- _The task_: Write out the full listing exactly as given, minus the images.

::: Input data :::

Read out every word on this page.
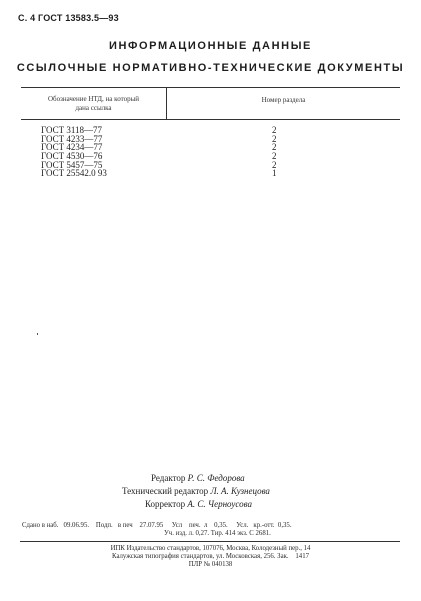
С. 4 ГОСТ 13583.5—93
ИНФОРМАЦИОННЫЕ ДАННЫЕ
ССЫЛОЧНЫЕ НОРМАТИВНО-ТЕХНИЧЕСКИЕ ДОКУМЕНТЫ
Обозначение НТД, на который
дана ссылка
Номер раздела
ГОСТ 3118—77	2
ГОСТ 4233—77	2
ГОСТ 4234—77	2
ГОСТ 4530—76	2
ГОСТ 5457—75	2
ГОСТ 25542.0 93	1
Редактор Р. С. Федорова
Технический редактор Л. А. Кузнецова
Корректор А. С. Черноусова
Сдано в наб.   09.06.95.    Подп.   в печ    27.07.95     Усл    печ.  л    0,35.     Усл.   кр.-отт.  0,35.
Уч. изд. л. 0,27. Тир. 414 экз. С 2681.
ИПК Издательство стандартов, 107076, Москва, Колодезный пер., 14
Калужская типография стандартов, ул. Московская, 256. Зак.    1417
ПЛР № 040138
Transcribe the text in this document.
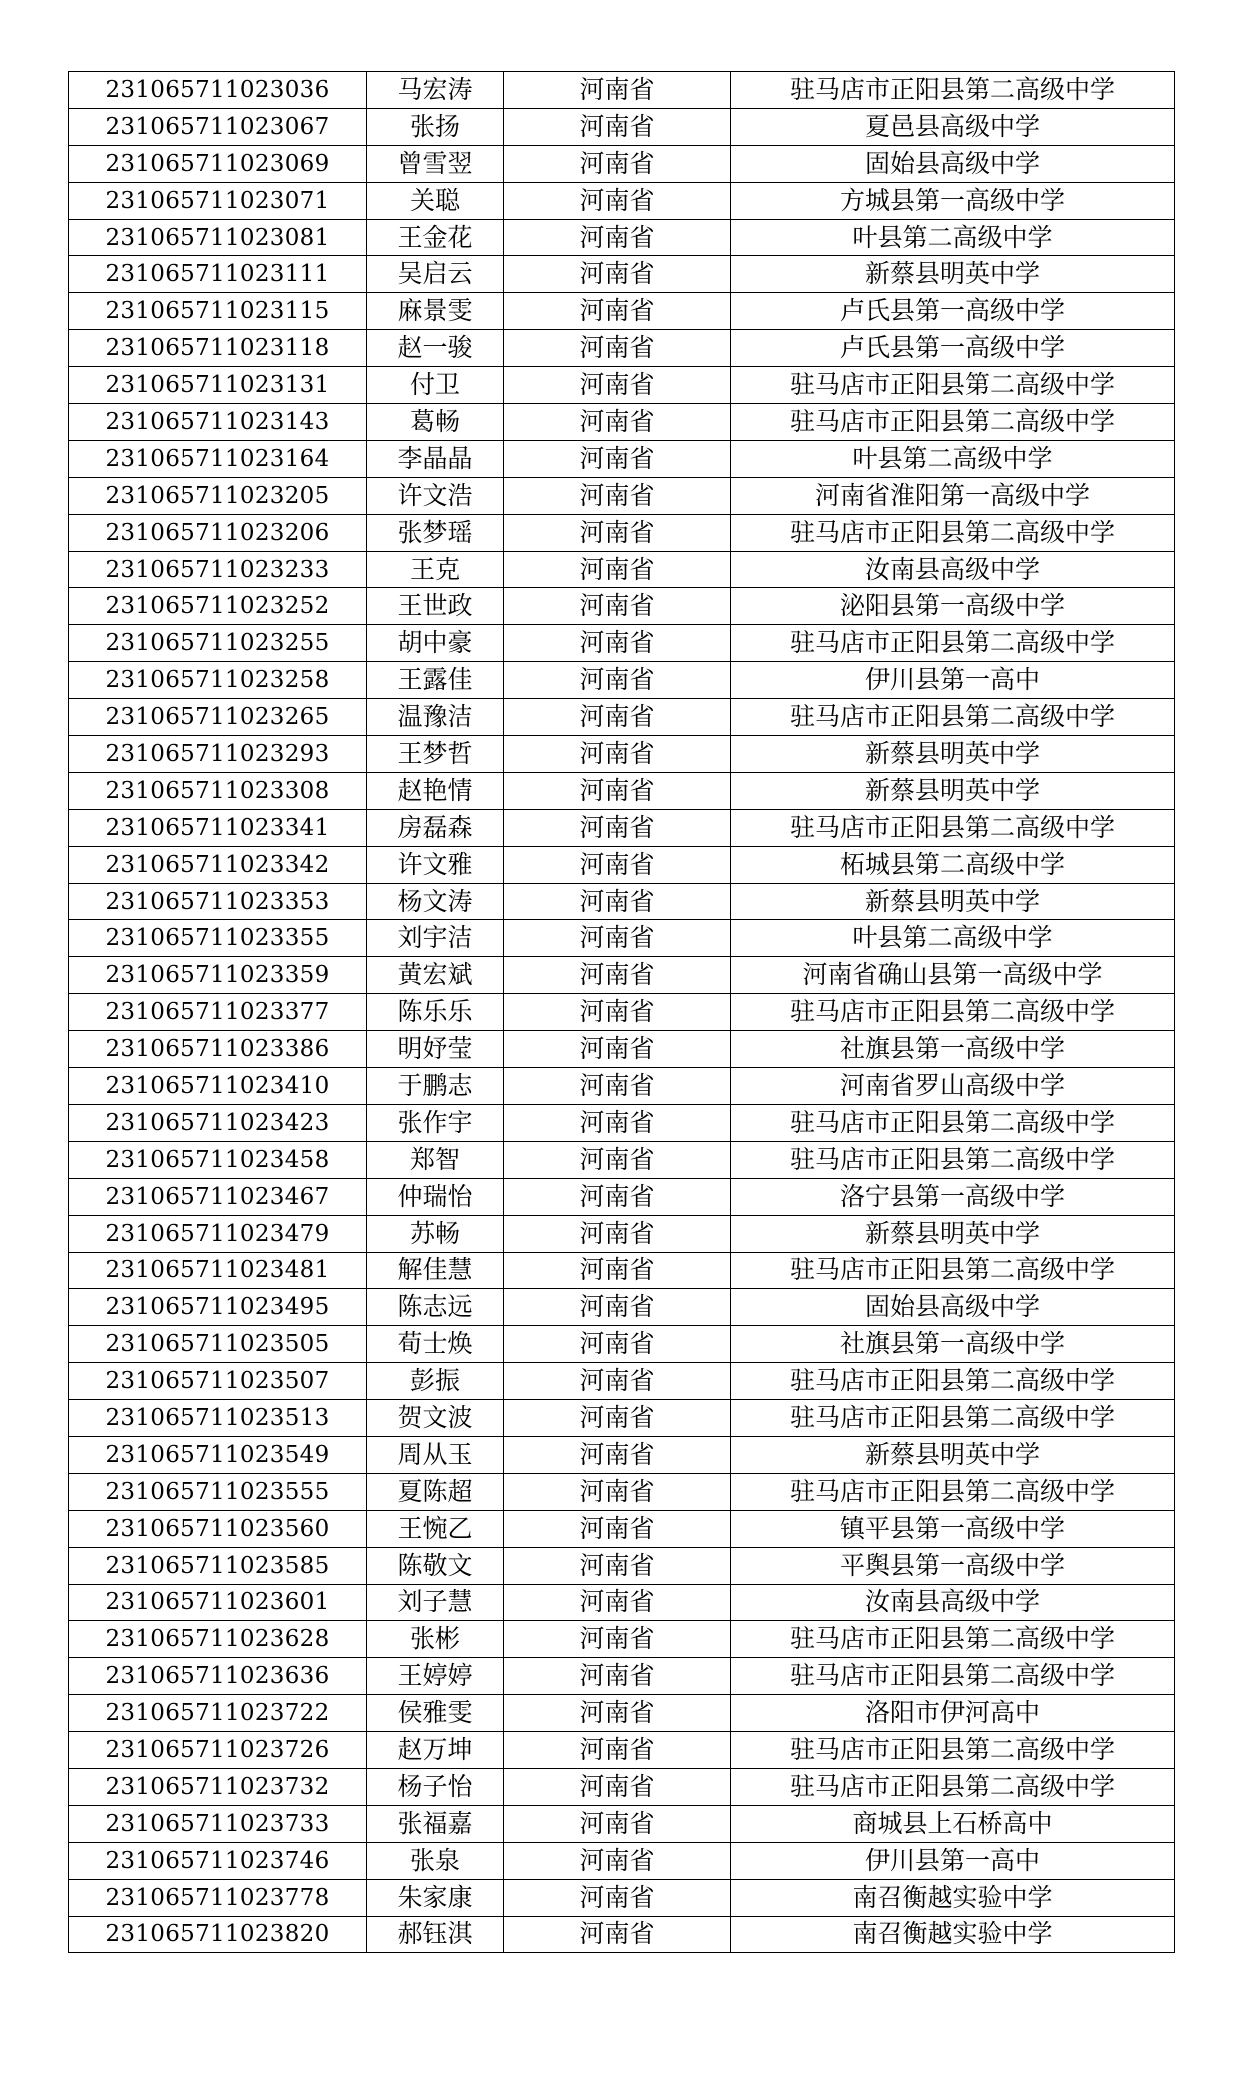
231065711023036	马宏涛	河南省	驻马店市正阳县第二高级中学
231065711023067	张扬	河南省	夏邑县高级中学
231065711023069	曾雪翌	河南省	固始县高级中学
231065711023071	关聪	河南省	方城县第一高级中学
231065711023081	王金花	河南省	叶县第二高级中学
231065711023111	吴启云	河南省	新蔡县明英中学
231065711023115	麻景雯	河南省	卢氏县第一高级中学
231065711023118	赵一骏	河南省	卢氏县第一高级中学
231065711023131	付卫	河南省	驻马店市正阳县第二高级中学
231065711023143	葛畅	河南省	驻马店市正阳县第二高级中学
231065711023164	李晶晶	河南省	叶县第二高级中学
231065711023205	许文浩	河南省	河南省淮阳第一高级中学
231065711023206	张梦瑶	河南省	驻马店市正阳县第二高级中学
231065711023233	王克	河南省	汝南县高级中学
231065711023252	王世政	河南省	泌阳县第一高级中学
231065711023255	胡中豪	河南省	驻马店市正阳县第二高级中学
231065711023258	王露佳	河南省	伊川县第一高中
231065711023265	温豫洁	河南省	驻马店市正阳县第二高级中学
231065711023293	王梦哲	河南省	新蔡县明英中学
231065711023308	赵艳情	河南省	新蔡县明英中学
231065711023341	房磊森	河南省	驻马店市正阳县第二高级中学
231065711023342	许文雅	河南省	柘城县第二高级中学
231065711023353	杨文涛	河南省	新蔡县明英中学
231065711023355	刘宇洁	河南省	叶县第二高级中学
231065711023359	黄宏斌	河南省	河南省确山县第一高级中学
231065711023377	陈乐乐	河南省	驻马店市正阳县第二高级中学
231065711023386	明妤莹	河南省	社旗县第一高级中学
231065711023410	于鹏志	河南省	河南省罗山高级中学
231065711023423	张作宇	河南省	驻马店市正阳县第二高级中学
231065711023458	郑智	河南省	驻马店市正阳县第二高级中学
231065711023467	仲瑞怡	河南省	洛宁县第一高级中学
231065711023479	苏畅	河南省	新蔡县明英中学
231065711023481	解佳慧	河南省	驻马店市正阳县第二高级中学
231065711023495	陈志远	河南省	固始县高级中学
231065711023505	荀士焕	河南省	社旗县第一高级中学
231065711023507	彭振	河南省	驻马店市正阳县第二高级中学
231065711023513	贺文波	河南省	驻马店市正阳县第二高级中学
231065711023549	周从玉	河南省	新蔡县明英中学
231065711023555	夏陈超	河南省	驻马店市正阳县第二高级中学
231065711023560	王惋乙	河南省	镇平县第一高级中学
231065711023585	陈敬文	河南省	平舆县第一高级中学
231065711023601	刘子慧	河南省	汝南县高级中学
231065711023628	张彬	河南省	驻马店市正阳县第二高级中学
231065711023636	王婷婷	河南省	驻马店市正阳县第二高级中学
231065711023722	侯雅雯	河南省	洛阳市伊河高中
231065711023726	赵万坤	河南省	驻马店市正阳县第二高级中学
231065711023732	杨子怡	河南省	驻马店市正阳县第二高级中学
231065711023733	张福嘉	河南省	商城县上石桥高中
231065711023746	张泉	河南省	伊川县第一高中
231065711023778	朱家康	河南省	南召衡越实验中学
231065711023820	郝钰淇	河南省	南召衡越实验中学
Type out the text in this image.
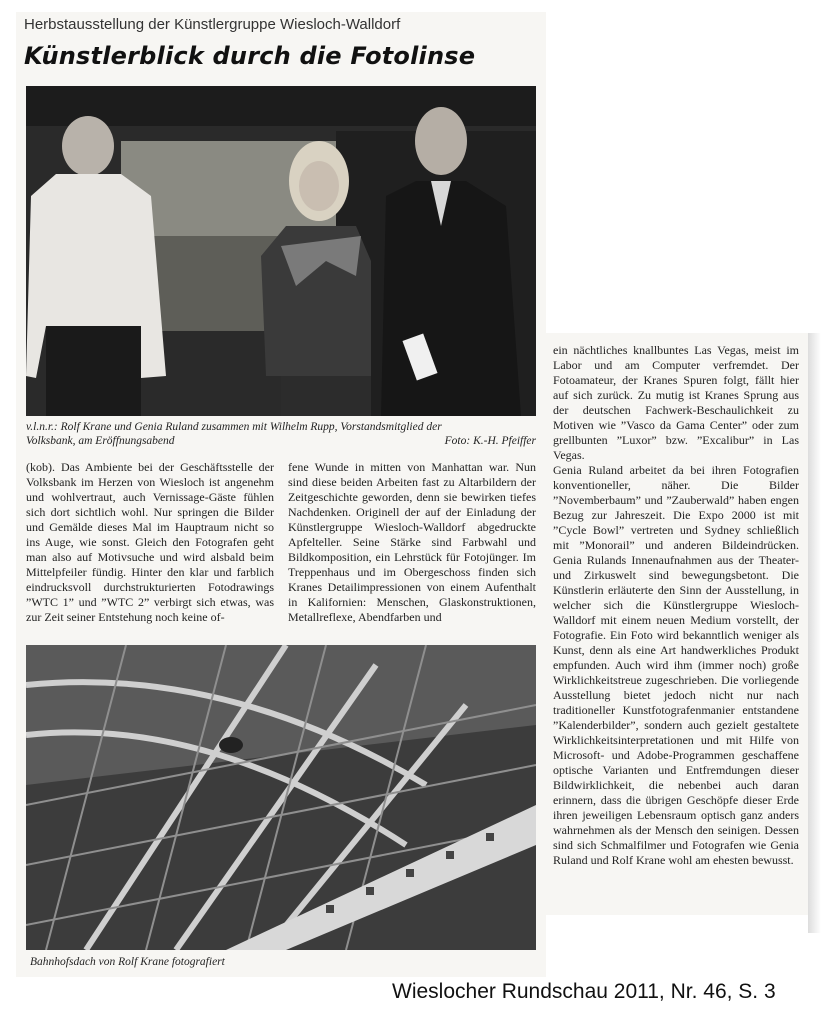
Herbstausstellung der Künstlergruppe Wiesloch-Walldorf
Künstlerblick durch die Fotolinse
v.l.n.r.: Rolf Krane und Genia Ruland zusammen mit Wilhelm Rupp, Vorstandsmitglied der
Volksbank, am Eröffnungsabend	Foto: K.-H. Pfeiffer

(kob). Das Ambiente bei der Geschäftsstelle der Volksbank im Herzen von Wiesloch ist angenehm und wohlvertraut, auch Vernissage-Gäste fühlen sich dort sichtlich wohl. Nur springen die Bilder und Gemälde dieses Mal im Hauptraum nicht so ins Auge, wie sonst. Gleich den Fotografen geht man also auf Motivsuche und wird alsbald beim Mittelpfeiler fündig. Hinter den klar und farblich eindrucksvoll durchstrukturierten Fotodrawings ”WTC 1” und ”WTC 2” verbirgt sich etwas, was zur Zeit seiner Entstehung noch keine of-

fene Wunde in mitten von Manhattan war. Nun sind diese beiden Arbeiten fast zu Altarbildern der Zeitgeschichte geworden, denn sie bewirken tiefes Nachdenken. Originell der auf der Einladung der Künstlergruppe Wiesloch-Walldorf abgedruckte Apfelteller. Seine Stärke sind Farbwahl und Bildkomposition, ein Lehrstück für Fotojünger. Im Treppenhaus und im Obergeschoss finden sich Kranes Detailimpressionen von einem Aufenthalt in Kalifornien: Menschen, Glaskonstruktionen, Metallreflexe, Abendfarben und

Bahnhofsdach von Rolf Krane fotografiert

ein nächtliches knallbuntes Las Vegas, meist im Labor und am Computer verfremdet. Der Fotoamateur, der Kranes Spuren folgt, fällt hier auf sich zurück. Zu mutig ist Kranes Sprung aus der deutschen Fachwerk-Beschaulichkeit zu Motiven wie ”Vasco da Gama Center” oder zum grellbunten ”Luxor” bzw. ”Excalibur” in Las Vegas.

Genia Ruland arbeitet da bei ihren Fotografien konventioneller, näher. Die Bilder ”Novemberbaum” und ”Zauberwald” haben engen Bezug zur Jahreszeit. Die Expo 2000 ist mit ”Cycle Bowl” vertreten und Sydney schließlich mit ”Monorail” und anderen Bildeindrücken. Genia Rulands Innenaufnahmen aus der Theater- und Zirkuswelt sind bewegungsbetont. Die Künstlerin erläuterte den Sinn der Ausstellung, in welcher sich die Künstlergruppe Wiesloch-Walldorf mit einem neuen Medium vorstellt, der Fotografie. Ein Foto wird bekanntlich weniger als Kunst, denn als eine Art handwerkliches Produkt empfunden. Auch wird ihm (immer noch) große Wirklichkeitstreue zugeschrieben. Die vorliegende Ausstellung bietet jedoch nicht nur nach traditioneller Kunstfotografenmanier entstandene ”Kalenderbilder”, sondern auch gezielt gestaltete Wirklichkeitsinterpretationen und mit Hilfe von Microsoft- und Adobe-Programmen geschaffene optische Varianten und Entfremdungen dieser Bildwirklichkeit, die nebenbei auch daran erinnern, dass die übrigen Geschöpfe dieser Erde ihren jeweiligen Lebensraum optisch ganz anders wahrnehmen als der Mensch den seinigen. Dessen sind sich Schmalfilmer und Fotografen wie Genia Ruland und Rolf Krane wohl am ehesten bewusst.

Wieslocher Rundschau 2011, Nr. 46, S. 3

:::

- _Written response_:
Read out every word on this page.
С. 4 ГОСТ 13583.5—93
ИНФОРМАЦИОННЫЕ ДАННЫЕ
ССЫЛОЧНЫЕ НОРМАТИВНО-ТЕХНИЧЕСКИЕ ДОКУМЕНТЫ
Обозначение НТД, на который
дана ссылка
Номер раздела
ГОСТ 3118—77	2
ГОСТ 4233—77	2
ГОСТ 4234—77	2
ГОСТ 4530—76	2
ГОСТ 5457—75	2
ГОСТ 25542.0 93	1
Редактор Р. С. Федорова
Технический редактор Л. А. Кузнецова
Корректор А. С. Черноусова
Сдано в наб.   09.06.95.    Подп.   в печ    27.07.95     Усл    печ.  л    0,35.     Усл.   кр.-отт.  0,35.
Уч. изд. л. 0,27. Тир. 414 экз. С 2681.
ИПК Издательство стандартов, 107076, Москва, Колодезный пер., 14
Калужская типография стандартов, ул. Московская, 256. Зак.    1417
ПЛР № 040138
Transcribe the text in this document.
231065711023036	马宏涛	河南省	驻马店市正阳县第二高级中学
231065711023067	张扬	河南省	夏邑县高级中学
231065711023069	曾雪翌	河南省	固始县高级中学
231065711023071	关聪	河南省	方城县第一高级中学
231065711023081	王金花	河南省	叶县第二高级中学
231065711023111	吴启云	河南省	新蔡县明英中学
231065711023115	麻景雯	河南省	卢氏县第一高级中学
231065711023118	赵一骏	河南省	卢氏县第一高级中学
231065711023131	付卫	河南省	驻马店市正阳县第二高级中学
231065711023143	葛畅	河南省	驻马店市正阳县第二高级中学
231065711023164	李晶晶	河南省	叶县第二高级中学
231065711023205	许文浩	河南省	河南省淮阳第一高级中学
231065711023206	张梦瑶	河南省	驻马店市正阳县第二高级中学
231065711023233	王克	河南省	汝南县高级中学
231065711023252	王世政	河南省	泌阳县第一高级中学
231065711023255	胡中豪	河南省	驻马店市正阳县第二高级中学
231065711023258	王露佳	河南省	伊川县第一高中
231065711023265	温豫洁	河南省	驻马店市正阳县第二高级中学
231065711023293	王梦哲	河南省	新蔡县明英中学
231065711023308	赵艳情	河南省	新蔡县明英中学
231065711023341	房磊森	河南省	驻马店市正阳县第二高级中学
231065711023342	许文雅	河南省	柘城县第二高级中学
231065711023353	杨文涛	河南省	新蔡县明英中学
231065711023355	刘宇洁	河南省	叶县第二高级中学
231065711023359	黄宏斌	河南省	河南省确山县第一高级中学
231065711023377	陈乐乐	河南省	驻马店市正阳县第二高级中学
231065711023386	明妤莹	河南省	社旗县第一高级中学
231065711023410	于鹏志	河南省	河南省罗山高级中学
231065711023423	张作宇	河南省	驻马店市正阳县第二高级中学
231065711023458	郑智	河南省	驻马店市正阳县第二高级中学
231065711023467	仲瑞怡	河南省	洛宁县第一高级中学
231065711023479	苏畅	河南省	新蔡县明英中学
231065711023481	解佳慧	河南省	驻马店市正阳县第二高级中学
231065711023495	陈志远	河南省	固始县高级中学
231065711023505	荀士焕	河南省	社旗县第一高级中学
231065711023507	彭振	河南省	驻马店市正阳县第二高级中学
231065711023513	贺文波	河南省	驻马店市正阳县第二高级中学
231065711023549	周从玉	河南省	新蔡县明英中学
231065711023555	夏陈超	河南省	驻马店市正阳县第二高级中学
231065711023560	王惋乙	河南省	镇平县第一高级中学
231065711023585	陈敬文	河南省	平舆县第一高级中学
231065711023601	刘子慧	河南省	汝南县高级中学
231065711023628	张彬	河南省	驻马店市正阳县第二高级中学
231065711023636	王婷婷	河南省	驻马店市正阳县第二高级中学
231065711023722	侯雅雯	河南省	洛阳市伊河高中
231065711023726	赵万坤	河南省	驻马店市正阳县第二高级中学
231065711023732	杨子怡	河南省	驻马店市正阳县第二高级中学
231065711023733	张福嘉	河南省	商城县上石桥高中
231065711023746	张泉	河南省	伊川县第一高中
231065711023778	朱家康	河南省	南召衡越实验中学
231065711023820	郝钰淇	河南省	南召衡越实验中学
Type out the text in this image.
Herbstausstellung der Künstlergruppe Wiesloch-Walldorf
Künstlerblick durch die Fotolinse
v.l.n.r.: Rolf Krane und Genia Ruland zusammen mit Wilhelm Rupp, Vorstandsmitglied der
Volksbank, am Eröffnungsabend	Foto: K.-H. Pfeiffer

(kob). Das Ambiente bei der Geschäftsstelle der Volksbank im Herzen von Wiesloch ist angenehm und wohlvertraut, auch Vernissage-Gäste fühlen sich dort sichtlich wohl. Nur springen die Bilder und Gemälde dieses Mal im Hauptraum nicht so ins Auge, wie sonst. Gleich den Fotografen geht man also auf Motivsuche und wird alsbald beim Mittelpfeiler fündig. Hinter den klar und farblich eindrucksvoll durchstrukturierten Fotodrawings ”WTC 1” und ”WTC 2” verbirgt sich etwas, was zur Zeit seiner Entstehung noch keine of-

fene Wunde in mitten von Manhattan war. Nun sind diese beiden Arbeiten fast zu Altarbildern der Zeitgeschichte geworden, denn sie bewirken tiefes Nachdenken. Originell der auf der Einladung der Künstlergruppe Wiesloch-Walldorf abgedruckte Apfelteller. Seine Stärke sind Farbwahl und Bildkomposition, ein Lehrstück für Fotojünger. Im Treppenhaus und im Obergeschoss finden sich Kranes Detailimpressionen von einem Aufenthalt in Kalifornien: Menschen, Glaskonstruktionen, Metallreflexe, Abendfarben und

Bahnhofsdach von Rolf Krane fotografiert

ein nächtliches knallbuntes Las Vegas, meist im Labor und am Computer verfremdet. Der Fotoamateur, der Kranes Spuren folgt, fällt hier auf sich zurück. Zu mutig ist Kranes Sprung aus der deutschen Fachwerk-Beschaulichkeit zu Motiven wie ”Vasco da Gama Center” oder zum grellbunten ”Luxor” bzw. ”Excalibur” in Las Vegas.

Genia Ruland arbeitet da bei ihren Fotografien konventioneller, näher. Die Bilder ”Novemberbaum” und ”Zauberwald” haben engen Bezug zur Jahreszeit. Die Expo 2000 ist mit ”Cycle Bowl” vertreten und Sydney schließlich mit ”Monorail” und anderen Bildeindrücken. Genia Rulands Innenaufnahmen aus der Theater- und Zirkuswelt sind bewegungsbetont. Die Künstlerin erläuterte den Sinn der Ausstellung, in welcher sich die Künstlergruppe Wiesloch-Walldorf mit einem neuen Medium vorstellt, der Fotografie. Ein Foto wird bekanntlich weniger als Kunst, denn als eine Art handwerkliches Produkt empfunden. Auch wird ihm (immer noch) große Wirklichkeitstreue zugeschrieben. Die vorliegende Ausstellung bietet jedoch nicht nur nach traditioneller Kunstfotografenmanier entstandene ”Kalenderbilder”, sondern auch gezielt gestaltete Wirklichkeitsinterpretationen und mit Hilfe von Microsoft- und Adobe-Programmen geschaffene optische Varianten und Entfremdungen dieser Bildwirklichkeit, die nebenbei auch daran erinnern, dass die übrigen Geschöpfe dieser Erde ihren jeweiligen Lebensraum optisch ganz anders wahrnehmen als der Mensch den seinigen. Dessen sind sich Schmalfilmer und Fotografen wie Genia Ruland und Rolf Krane wohl am ehesten bewusst.

Wieslocher Rundschau 2011, Nr. 46, S. 3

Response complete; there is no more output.